[DATA FOR THIS EXERCISE]
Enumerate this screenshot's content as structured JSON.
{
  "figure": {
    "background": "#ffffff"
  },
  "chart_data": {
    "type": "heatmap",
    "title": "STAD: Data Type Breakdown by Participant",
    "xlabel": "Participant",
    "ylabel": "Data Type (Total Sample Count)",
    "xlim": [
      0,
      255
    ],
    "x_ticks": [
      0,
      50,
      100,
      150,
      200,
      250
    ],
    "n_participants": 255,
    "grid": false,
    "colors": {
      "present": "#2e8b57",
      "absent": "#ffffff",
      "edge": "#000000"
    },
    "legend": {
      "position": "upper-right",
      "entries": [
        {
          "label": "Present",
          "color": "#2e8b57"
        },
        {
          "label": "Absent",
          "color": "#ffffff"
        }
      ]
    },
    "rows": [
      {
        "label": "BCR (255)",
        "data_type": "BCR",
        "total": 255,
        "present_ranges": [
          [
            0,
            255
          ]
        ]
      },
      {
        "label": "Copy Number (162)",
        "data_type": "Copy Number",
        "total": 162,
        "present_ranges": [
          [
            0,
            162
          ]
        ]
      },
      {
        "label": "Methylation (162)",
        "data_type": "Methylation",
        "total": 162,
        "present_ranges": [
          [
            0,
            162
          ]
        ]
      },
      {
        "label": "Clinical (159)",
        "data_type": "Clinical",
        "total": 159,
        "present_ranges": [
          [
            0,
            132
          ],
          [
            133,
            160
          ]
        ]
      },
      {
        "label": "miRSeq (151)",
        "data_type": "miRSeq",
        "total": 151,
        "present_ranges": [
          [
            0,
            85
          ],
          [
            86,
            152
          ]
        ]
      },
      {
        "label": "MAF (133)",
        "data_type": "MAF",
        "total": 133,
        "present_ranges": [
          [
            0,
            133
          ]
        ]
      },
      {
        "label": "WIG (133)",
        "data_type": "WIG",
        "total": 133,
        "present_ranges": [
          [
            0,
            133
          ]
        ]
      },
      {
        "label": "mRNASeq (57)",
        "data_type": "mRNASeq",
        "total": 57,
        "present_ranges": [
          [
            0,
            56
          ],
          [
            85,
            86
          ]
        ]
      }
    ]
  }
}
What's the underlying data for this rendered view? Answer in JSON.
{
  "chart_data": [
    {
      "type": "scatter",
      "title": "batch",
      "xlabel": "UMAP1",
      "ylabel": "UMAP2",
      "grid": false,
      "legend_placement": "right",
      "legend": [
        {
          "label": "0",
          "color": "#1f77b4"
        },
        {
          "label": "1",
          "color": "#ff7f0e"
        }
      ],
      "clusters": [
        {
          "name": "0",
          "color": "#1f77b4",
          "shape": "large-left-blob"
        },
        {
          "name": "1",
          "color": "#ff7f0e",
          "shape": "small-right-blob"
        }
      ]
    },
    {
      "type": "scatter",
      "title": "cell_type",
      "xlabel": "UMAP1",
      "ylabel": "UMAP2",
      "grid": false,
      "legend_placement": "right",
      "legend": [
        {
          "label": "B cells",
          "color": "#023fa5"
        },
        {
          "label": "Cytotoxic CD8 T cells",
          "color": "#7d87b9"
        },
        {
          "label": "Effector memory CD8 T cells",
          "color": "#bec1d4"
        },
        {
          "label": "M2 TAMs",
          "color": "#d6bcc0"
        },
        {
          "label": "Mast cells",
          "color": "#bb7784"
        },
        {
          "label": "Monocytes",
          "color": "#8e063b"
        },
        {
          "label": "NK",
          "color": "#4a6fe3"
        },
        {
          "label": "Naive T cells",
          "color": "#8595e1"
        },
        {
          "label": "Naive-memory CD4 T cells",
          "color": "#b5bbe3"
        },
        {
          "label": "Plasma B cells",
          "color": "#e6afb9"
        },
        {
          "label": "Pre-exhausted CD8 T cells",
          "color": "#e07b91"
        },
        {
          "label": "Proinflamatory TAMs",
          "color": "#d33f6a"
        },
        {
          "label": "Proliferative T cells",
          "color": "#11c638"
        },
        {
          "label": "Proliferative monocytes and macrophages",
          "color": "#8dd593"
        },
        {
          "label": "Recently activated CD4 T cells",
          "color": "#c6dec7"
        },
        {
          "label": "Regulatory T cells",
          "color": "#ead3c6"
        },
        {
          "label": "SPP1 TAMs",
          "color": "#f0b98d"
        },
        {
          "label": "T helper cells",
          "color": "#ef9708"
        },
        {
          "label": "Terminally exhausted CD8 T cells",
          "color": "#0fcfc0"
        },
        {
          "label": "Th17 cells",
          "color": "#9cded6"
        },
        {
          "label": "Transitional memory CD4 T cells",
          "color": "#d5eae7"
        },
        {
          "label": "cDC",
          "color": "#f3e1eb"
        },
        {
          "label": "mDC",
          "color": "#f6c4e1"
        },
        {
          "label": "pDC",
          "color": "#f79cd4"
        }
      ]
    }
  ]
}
[/DATA FOR THIS EXERCISE]
WORK REQUEST: The entire listing is to be retyped exactly.

RESULT FOR THIS TASK:
Enumerate this screenshot's content as structured JSON.
{
  "figure": {
    "background": "#ffffff"
  },
  "chart_data": {
    "type": "heatmap",
    "title": "STAD: Data Type Breakdown by Participant",
    "xlabel": "Participant",
    "ylabel": "Data Type (Total Sample Count)",
    "xlim": [
      0,
      255
    ],
    "x_ticks": [
      0,
      50,
      100,
      150,
      200,
      250
    ],
    "n_participants": 255,
    "grid": false,
    "colors": {
      "present": "#2e8b57",
      "absent": "#ffffff",
      "edge": "#000000"
    },
    "legend": {
      "position": "upper-right",
      "entries": [
        {
          "label": "Present",
          "color": "#2e8b57"
        },
        {
          "label": "Absent",
          "color": "#ffffff"
        }
      ]
    },
    "rows": [
      {
        "label": "BCR (255)",
        "data_type": "BCR",
        "total": 255,
        "present_ranges": [
          [
            0,
            255
          ]
        ]
      },
      {
        "label": "Copy Number (162)",
        "data_type": "Copy Number",
        "total": 162,
        "present_ranges": [
          [
            0,
            162
          ]
        ]
      },
      {
        "label": "Methylation (162)",
        "data_type": "Methylation",
        "total": 162,
        "present_ranges": [
          [
            0,
            162
          ]
        ]
      },
      {
        "label": "Clinical (159)",
        "data_type": "Clinical",
        "total": 159,
        "present_ranges": [
          [
            0,
            132
          ],
          [
            133,
            160
          ]
        ]
      },
      {
        "label": "miRSeq (151)",
        "data_type": "miRSeq",
        "total": 151,
        "present_ranges": [
          [
            0,
            85
          ],
          [
            86,
            152
          ]
        ]
      },
      {
        "label": "MAF (133)",
        "data_type": "MAF",
        "total": 133,
        "present_ranges": [
          [
            0,
            133
          ]
        ]
      },
      {
        "label": "WIG (133)",
        "data_type": "WIG",
        "total": 133,
        "present_ranges": [
          [
            0,
            133
          ]
        ]
      },
      {
        "label": "mRNASeq (57)",
        "data_type": "mRNASeq",
        "total": 57,
        "present_ranges": [
          [
            0,
            56
          ],
          [
            85,
            86
          ]
        ]
      }
    ]
  }
}
What's the underlying data for this rendered view? Answer in JSON.
{
  "chart_data": [
    {
      "type": "scatter",
      "title": "batch",
      "xlabel": "UMAP1",
      "ylabel": "UMAP2",
      "grid": false,
      "legend_placement": "right",
      "legend": [
        {
          "label": "0",
          "color": "#1f77b4"
        },
        {
          "label": "1",
          "color": "#ff7f0e"
        }
      ],
      "clusters": [
        {
          "name": "0",
          "color": "#1f77b4",
          "shape": "large-left-blob"
        },
        {
          "name": "1",
          "color": "#ff7f0e",
          "shape": "small-right-blob"
        }
      ]
    },
    {
      "type": "scatter",
      "title": "cell_type",
      "xlabel": "UMAP1",
      "ylabel": "UMAP2",
      "grid": false,
      "legend_placement": "right",
      "legend": [
        {
          "label": "B cells",
          "color": "#023fa5"
        },
        {
          "label": "Cytotoxic CD8 T cells",
          "color": "#7d87b9"
        },
        {
          "label": "Effector memory CD8 T cells",
          "color": "#bec1d4"
        },
        {
          "label": "M2 TAMs",
          "color": "#d6bcc0"
        },
        {
          "label": "Mast cells",
          "color": "#bb7784"
        },
        {
          "label": "Monocytes",
          "color": "#8e063b"
        },
        {
          "label": "NK",
          "color": "#4a6fe3"
        },
        {
          "label": "Naive T cells",
          "color": "#8595e1"
        },
        {
          "label": "Naive-memory CD4 T cells",
          "color": "#b5bbe3"
        },
        {
          "label": "Plasma B cells",
          "color": "#e6afb9"
        },
        {
          "label": "Pre-exhausted CD8 T cells",
          "color": "#e07b91"
        },
        {
          "label": "Proinflamatory TAMs",
          "color": "#d33f6a"
        },
        {
          "label": "Proliferative T cells",
          "color": "#11c638"
        },
        {
          "label": "Proliferative monocytes and macrophages",
          "color": "#8dd593"
        },
        {
          "label": "Recently activated CD4 T cells",
          "color": "#c6dec7"
        },
        {
          "label": "Regulatory T cells",
          "color": "#ead3c6"
        },
        {
          "label": "SPP1 TAMs",
          "color": "#f0b98d"
        },
        {
          "label": "T helper cells",
          "color": "#ef9708"
        },
        {
          "label": "Terminally exhausted CD8 T cells",
          "color": "#0fcfc0"
        },
        {
          "label": "Th17 cells",
          "color": "#9cded6"
        },
        {
          "label": "Transitional memory CD4 T cells",
          "color": "#d5eae7"
        },
        {
          "label": "cDC",
          "color": "#f3e1eb"
        },
        {
          "label": "mDC",
          "color": "#f6c4e1"
        },
        {
          "label": "pDC",
          "color": "#f79cd4"
        }
      ]
    }
  ]
}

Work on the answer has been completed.